- _GIVEN TASK_: Quote all entries in full, exactly.

- _Stored items from a collection_:
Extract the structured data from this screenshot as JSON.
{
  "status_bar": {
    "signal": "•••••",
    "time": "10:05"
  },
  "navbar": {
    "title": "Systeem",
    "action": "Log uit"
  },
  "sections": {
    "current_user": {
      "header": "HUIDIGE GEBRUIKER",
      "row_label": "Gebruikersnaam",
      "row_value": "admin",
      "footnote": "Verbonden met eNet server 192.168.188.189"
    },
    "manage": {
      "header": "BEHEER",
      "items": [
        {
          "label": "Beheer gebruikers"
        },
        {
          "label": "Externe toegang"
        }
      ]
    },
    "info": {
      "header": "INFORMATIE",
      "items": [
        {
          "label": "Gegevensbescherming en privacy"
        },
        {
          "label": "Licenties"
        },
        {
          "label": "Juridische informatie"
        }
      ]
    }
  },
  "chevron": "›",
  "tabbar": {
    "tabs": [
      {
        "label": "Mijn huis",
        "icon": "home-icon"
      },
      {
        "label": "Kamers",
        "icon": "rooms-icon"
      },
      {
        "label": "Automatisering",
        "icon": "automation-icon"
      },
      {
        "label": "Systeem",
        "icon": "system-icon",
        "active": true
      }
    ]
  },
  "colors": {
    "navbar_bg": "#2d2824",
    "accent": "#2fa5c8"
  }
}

- _EXPECTED ANSWER_:
Extract the structured data from this screenshot as JSON.
{
  "status_bar": {
    "signal": "•••••",
    "time": "10:05"
  },
  "navbar": {
    "title": "Systeem",
    "action": "Log uit"
  },
  "sections": {
    "current_user": {
      "header": "HUIDIGE GEBRUIKER",
      "row_label": "Gebruikersnaam",
      "row_value": "admin",
      "footnote": "Verbonden met eNet server 192.168.188.189"
    },
    "manage": {
      "header": "BEHEER",
      "items": [
        {
          "label": "Beheer gebruikers"
        },
        {
          "label": "Externe toegang"
        }
      ]
    },
    "info": {
      "header": "INFORMATIE",
      "items": [
        {
          "label": "Gegevensbescherming en privacy"
        },
        {
          "label": "Licenties"
        },
        {
          "label": "Juridische informatie"
        }
      ]
    }
  },
  "chevron": "›",
  "tabbar": {
    "tabs": [
      {
        "label": "Mijn huis",
        "icon": "home-icon"
      },
      {
        "label": "Kamers",
        "icon": "rooms-icon"
      },
      {
        "label": "Automatisering",
        "icon": "automation-icon"
      },
      {
        "label": "Systeem",
        "icon": "system-icon",
        "active": true
      }
    ]
  },
  "colors": {
    "navbar_bg": "#2d2824",
    "accent": "#2fa5c8"
  }
}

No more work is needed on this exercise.